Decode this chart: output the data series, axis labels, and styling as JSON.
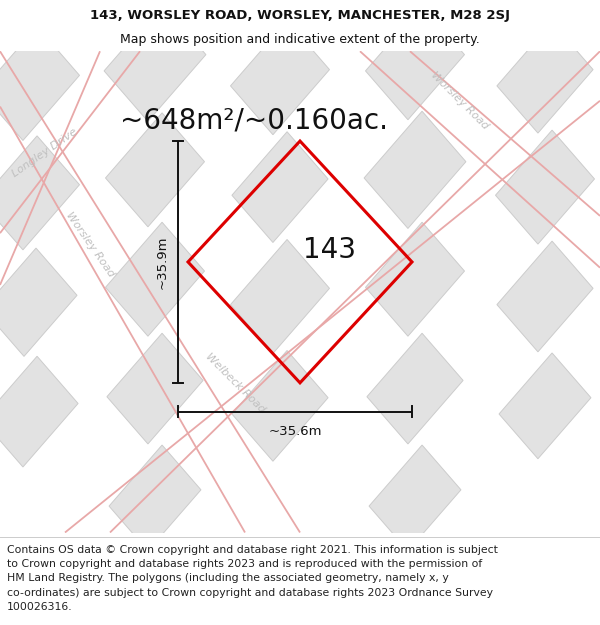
{
  "title_line1": "143, WORSLEY ROAD, WORSLEY, MANCHESTER, M28 2SJ",
  "title_line2": "Map shows position and indicative extent of the property.",
  "area_text": "~648m²/~0.160ac.",
  "label_143": "143",
  "dim_width": "~35.6m",
  "dim_height": "~35.9m",
  "footer_lines": [
    "Contains OS data © Crown copyright and database right 2021. This information is subject",
    "to Crown copyright and database rights 2023 and is reproduced with the permission of",
    "HM Land Registry. The polygons (including the associated geometry, namely x, y",
    "co-ordinates) are subject to Crown copyright and database rights 2023 Ordnance Survey",
    "100026316."
  ],
  "bg_color": "#f7f7f7",
  "building_fill": "#e2e2e2",
  "building_edge": "#cccccc",
  "road_line_color": "#e8a8a8",
  "property_color": "#dd0000",
  "dim_line_color": "#111111",
  "road_label_color": "#c0c0c0",
  "title_fontsize": 9.5,
  "subtitle_fontsize": 9,
  "area_fontsize": 20,
  "label_fontsize": 20,
  "footer_fontsize": 7.8,
  "dim_fontsize": 9.5,
  "road_label_fontsize": 8
}
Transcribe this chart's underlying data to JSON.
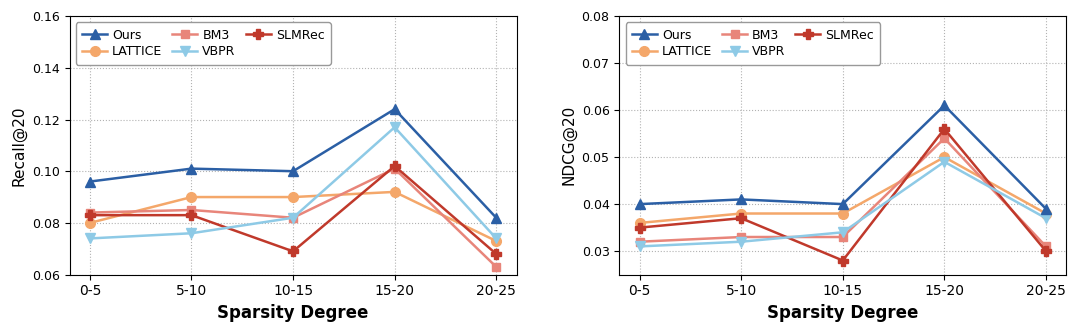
{
  "x_labels": [
    "0-5",
    "5-10",
    "10-15",
    "15-20",
    "20-25"
  ],
  "recall": {
    "Ours": [
      0.096,
      0.101,
      0.1,
      0.124,
      0.082
    ],
    "VBPR": [
      0.074,
      0.076,
      0.082,
      0.117,
      0.074
    ],
    "LATTICE": [
      0.08,
      0.09,
      0.09,
      0.092,
      0.073
    ],
    "SLMRec": [
      0.083,
      0.083,
      0.069,
      0.102,
      0.068
    ],
    "BM3": [
      0.084,
      0.085,
      0.082,
      0.101,
      0.063
    ]
  },
  "ndcg": {
    "Ours": [
      0.04,
      0.041,
      0.04,
      0.061,
      0.039
    ],
    "VBPR": [
      0.031,
      0.032,
      0.034,
      0.049,
      0.037
    ],
    "LATTICE": [
      0.036,
      0.038,
      0.038,
      0.05,
      0.038
    ],
    "SLMRec": [
      0.035,
      0.037,
      0.028,
      0.056,
      0.03
    ],
    "BM3": [
      0.032,
      0.033,
      0.033,
      0.054,
      0.031
    ]
  },
  "series_styles": {
    "Ours": {
      "color": "#2b5fa5",
      "marker": "^",
      "markersize": 7,
      "linewidth": 1.8,
      "zorder": 5
    },
    "VBPR": {
      "color": "#8ecae6",
      "marker": "v",
      "markersize": 7,
      "linewidth": 1.8,
      "zorder": 4
    },
    "LATTICE": {
      "color": "#f4a76a",
      "marker": "o",
      "markersize": 7,
      "linewidth": 1.8,
      "zorder": 3
    },
    "SLMRec": {
      "color": "#c0392b",
      "marker": "P",
      "markersize": 7,
      "linewidth": 1.8,
      "zorder": 3
    },
    "BM3": {
      "color": "#e8857a",
      "marker": "s",
      "markersize": 6,
      "linewidth": 1.8,
      "zorder": 3
    }
  },
  "recall_ylim": [
    0.06,
    0.16
  ],
  "recall_yticks": [
    0.06,
    0.08,
    0.1,
    0.12,
    0.14,
    0.16
  ],
  "ndcg_ylim": [
    0.025,
    0.08
  ],
  "ndcg_yticks": [
    0.03,
    0.04,
    0.05,
    0.06,
    0.07,
    0.08
  ],
  "xlabel": "Sparsity Degree",
  "ylabel_recall": "Recall@20",
  "ylabel_ndcg": "NDCG@20",
  "legend_row1": [
    "Ours",
    "LATTICE",
    "BM3"
  ],
  "legend_row2": [
    "VBPR",
    "SLMRec"
  ],
  "background_color": "#ffffff",
  "grid_color": "#aaaaaa",
  "fig_facecolor": "#ffffff"
}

============

Instructions for the task: What comes back should match the records exactly, minus any pictures.

Right answer:
Decode this chart: output the data series, axis labels, and styling as JSON.
{
  "title_line1": "143, WORSLEY ROAD, WORSLEY, MANCHESTER, M28 2SJ",
  "title_line2": "Map shows position and indicative extent of the property.",
  "area_text": "~648m²/~0.160ac.",
  "label_143": "143",
  "dim_width": "~35.6m",
  "dim_height": "~35.9m",
  "footer_lines": [
    "Contains OS data © Crown copyright and database right 2021. This information is subject",
    "to Crown copyright and database rights 2023 and is reproduced with the permission of",
    "HM Land Registry. The polygons (including the associated geometry, namely x, y",
    "co-ordinates) are subject to Crown copyright and database rights 2023 Ordnance Survey",
    "100026316."
  ],
  "bg_color": "#f7f7f7",
  "building_fill": "#e2e2e2",
  "building_edge": "#cccccc",
  "road_line_color": "#e8a8a8",
  "property_color": "#dd0000",
  "dim_line_color": "#111111",
  "road_label_color": "#c0c0c0",
  "title_fontsize": 9.5,
  "subtitle_fontsize": 9,
  "area_fontsize": 20,
  "label_fontsize": 20,
  "footer_fontsize": 7.8,
  "dim_fontsize": 9.5,
  "road_label_fontsize": 8
}
Transcribe this chart's underlying data to JSON.
{
  "x_labels": [
    "0-5",
    "5-10",
    "10-15",
    "15-20",
    "20-25"
  ],
  "recall": {
    "Ours": [
      0.096,
      0.101,
      0.1,
      0.124,
      0.082
    ],
    "VBPR": [
      0.074,
      0.076,
      0.082,
      0.117,
      0.074
    ],
    "LATTICE": [
      0.08,
      0.09,
      0.09,
      0.092,
      0.073
    ],
    "SLMRec": [
      0.083,
      0.083,
      0.069,
      0.102,
      0.068
    ],
    "BM3": [
      0.084,
      0.085,
      0.082,
      0.101,
      0.063
    ]
  },
  "ndcg": {
    "Ours": [
      0.04,
      0.041,
      0.04,
      0.061,
      0.039
    ],
    "VBPR": [
      0.031,
      0.032,
      0.034,
      0.049,
      0.037
    ],
    "LATTICE": [
      0.036,
      0.038,
      0.038,
      0.05,
      0.038
    ],
    "SLMRec": [
      0.035,
      0.037,
      0.028,
      0.056,
      0.03
    ],
    "BM3": [
      0.032,
      0.033,
      0.033,
      0.054,
      0.031
    ]
  },
  "series_styles": {
    "Ours": {
      "color": "#2b5fa5",
      "marker": "^",
      "markersize": 7,
      "linewidth": 1.8,
      "zorder": 5
    },
    "VBPR": {
      "color": "#8ecae6",
      "marker": "v",
      "markersize": 7,
      "linewidth": 1.8,
      "zorder": 4
    },
    "LATTICE": {
      "color": "#f4a76a",
      "marker": "o",
      "markersize": 7,
      "linewidth": 1.8,
      "zorder": 3
    },
    "SLMRec": {
      "color": "#c0392b",
      "marker": "P",
      "markersize": 7,
      "linewidth": 1.8,
      "zorder": 3
    },
    "BM3": {
      "color": "#e8857a",
      "marker": "s",
      "markersize": 6,
      "linewidth": 1.8,
      "zorder": 3
    }
  },
  "recall_ylim": [
    0.06,
    0.16
  ],
  "recall_yticks": [
    0.06,
    0.08,
    0.1,
    0.12,
    0.14,
    0.16
  ],
  "ndcg_ylim": [
    0.025,
    0.08
  ],
  "ndcg_yticks": [
    0.03,
    0.04,
    0.05,
    0.06,
    0.07,
    0.08
  ],
  "xlabel": "Sparsity Degree",
  "ylabel_recall": "Recall@20",
  "ylabel_ndcg": "NDCG@20",
  "legend_row1": [
    "Ours",
    "LATTICE",
    "BM3"
  ],
  "legend_row2": [
    "VBPR",
    "SLMRec"
  ],
  "background_color": "#ffffff",
  "grid_color": "#aaaaaa",
  "fig_facecolor": "#ffffff"
}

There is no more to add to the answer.